-------- TEXT
We can get more details of an iceberg by looking at its metadata tables.

## Partitions
For example, to learn about existing partitions in the table, we can query the `partitions` metadata table

In [None]:
nyc_taxis_tbl.inspect.partitions().to_pandas()

## Files

If we want to see all the data files in the table, we can query the `files` metadata table

In [None]:
nyc_taxis_tbl.inspect.files().to_pandas()

## Snapshots

If we want to look at snapshots of the table, we can query the `snapshots` metadata table.

Every time when a data change operation happens, Iceberg will form a new snapshot. In this example, we did 3 append and therefore we will have 3 snapshots

In [None]:
nyc_taxis_tbl.inspect.snapshots().to_pandas()
----------------
-------- DATA EXTRACT
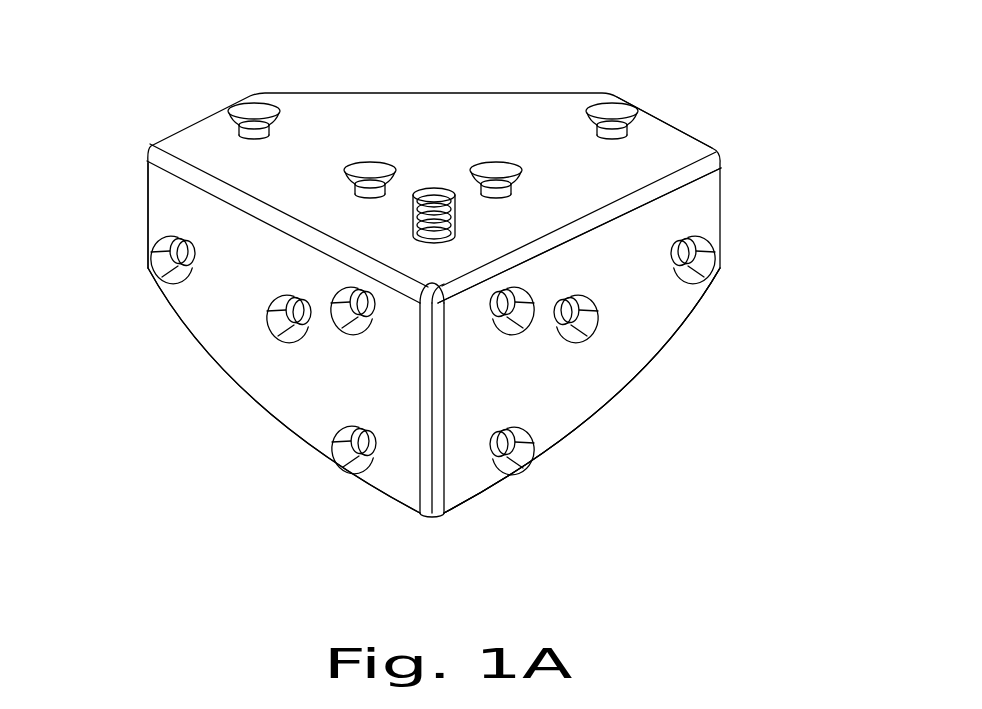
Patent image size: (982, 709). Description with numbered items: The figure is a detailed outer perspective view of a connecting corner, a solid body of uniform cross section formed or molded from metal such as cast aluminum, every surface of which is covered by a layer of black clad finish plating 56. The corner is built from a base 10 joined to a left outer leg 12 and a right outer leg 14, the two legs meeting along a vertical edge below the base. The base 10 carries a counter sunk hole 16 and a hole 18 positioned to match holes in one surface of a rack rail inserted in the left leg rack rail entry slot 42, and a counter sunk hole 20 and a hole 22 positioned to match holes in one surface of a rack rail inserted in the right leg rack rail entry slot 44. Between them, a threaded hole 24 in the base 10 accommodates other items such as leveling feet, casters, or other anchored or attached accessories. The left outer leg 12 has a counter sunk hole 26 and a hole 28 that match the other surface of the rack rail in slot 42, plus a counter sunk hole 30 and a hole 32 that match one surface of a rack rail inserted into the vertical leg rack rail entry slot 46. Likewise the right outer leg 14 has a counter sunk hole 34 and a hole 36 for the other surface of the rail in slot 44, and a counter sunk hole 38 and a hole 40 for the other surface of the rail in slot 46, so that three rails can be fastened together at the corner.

The base 10 is at (415, 92).
The left outer leg 12 is at (242, 383).
The right outer leg 14 is at (630, 381).
The counter sunk hole 16 is at (264, 103).
The hole 18 is at (365, 162).
The counter sunk hole 20 is at (620, 103).
The hole 22 is at (498, 162).
The threaded hole 24 is at (437, 192).
The counter sunk hole 26 is at (155, 260).
The hole 28 is at (270, 320).
The counter sunk hole 30 is at (343, 323).
The hole 32 is at (348, 463).
The counter sunk hole 34 is at (718, 263).
The hole 36 is at (598, 322).
The counter sunk hole 38 is at (522, 325).
The hole 40 is at (525, 468).
The left leg rack rail entry slot 42 is at (148, 200).
The right leg rack rail entry slot 44 is at (673, 120).
The vertical leg rack rail entry slot 46 is at (474, 498).
The plating 56 is at (664, 222).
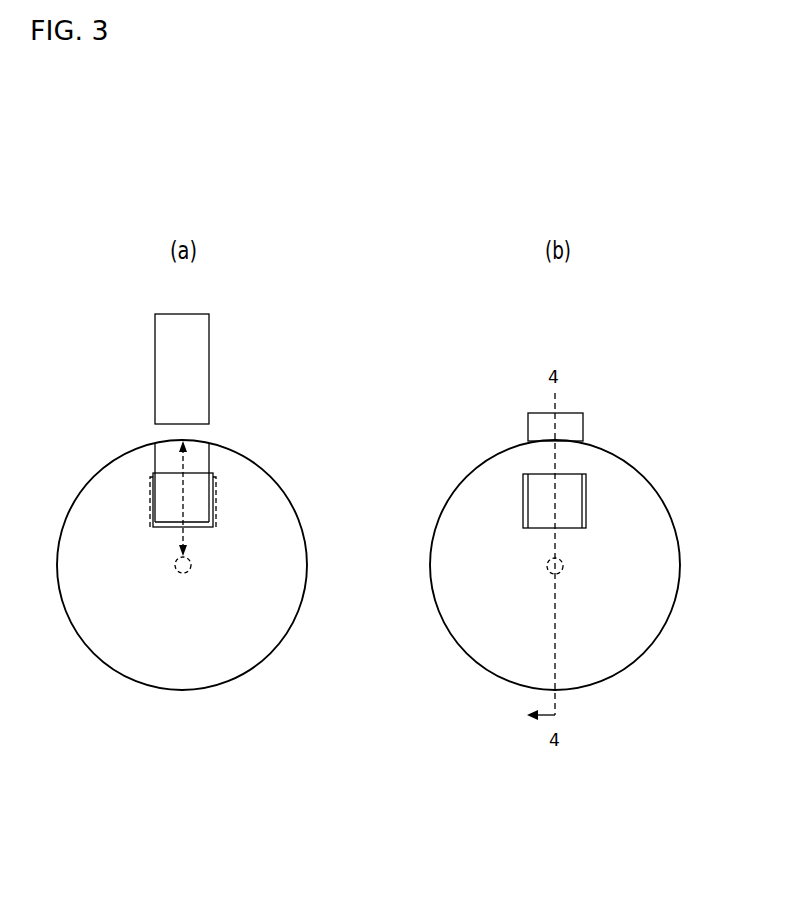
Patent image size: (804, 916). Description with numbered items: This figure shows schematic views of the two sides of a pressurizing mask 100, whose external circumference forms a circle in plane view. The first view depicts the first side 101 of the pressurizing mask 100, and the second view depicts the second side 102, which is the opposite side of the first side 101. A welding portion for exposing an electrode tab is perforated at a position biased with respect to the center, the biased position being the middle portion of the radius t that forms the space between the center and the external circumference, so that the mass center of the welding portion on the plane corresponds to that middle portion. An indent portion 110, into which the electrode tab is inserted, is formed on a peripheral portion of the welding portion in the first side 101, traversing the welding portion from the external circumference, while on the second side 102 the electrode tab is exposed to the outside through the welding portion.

The pressurizing mask 100 is at (193, 546).
The first side 101 is at (256, 632).
The second side 102 is at (615, 653).
The indent portion 110 is at (197, 449).
The radius t is at (180, 498).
----------------
## DIRECTIVE
Answer these questions from the Iceberg metadata text:
(a) Which metadata table should be queried to see all the data files in the table?
(b) What does Iceberg form every time a data change operation happens?
(c) How many snapshots does the example have, and what is the stated reason?

## WRITTEN SOLUTION
(a) The `files` metadata table.
(b) A new snapshot.
(c) Three snapshots, because three appends were done.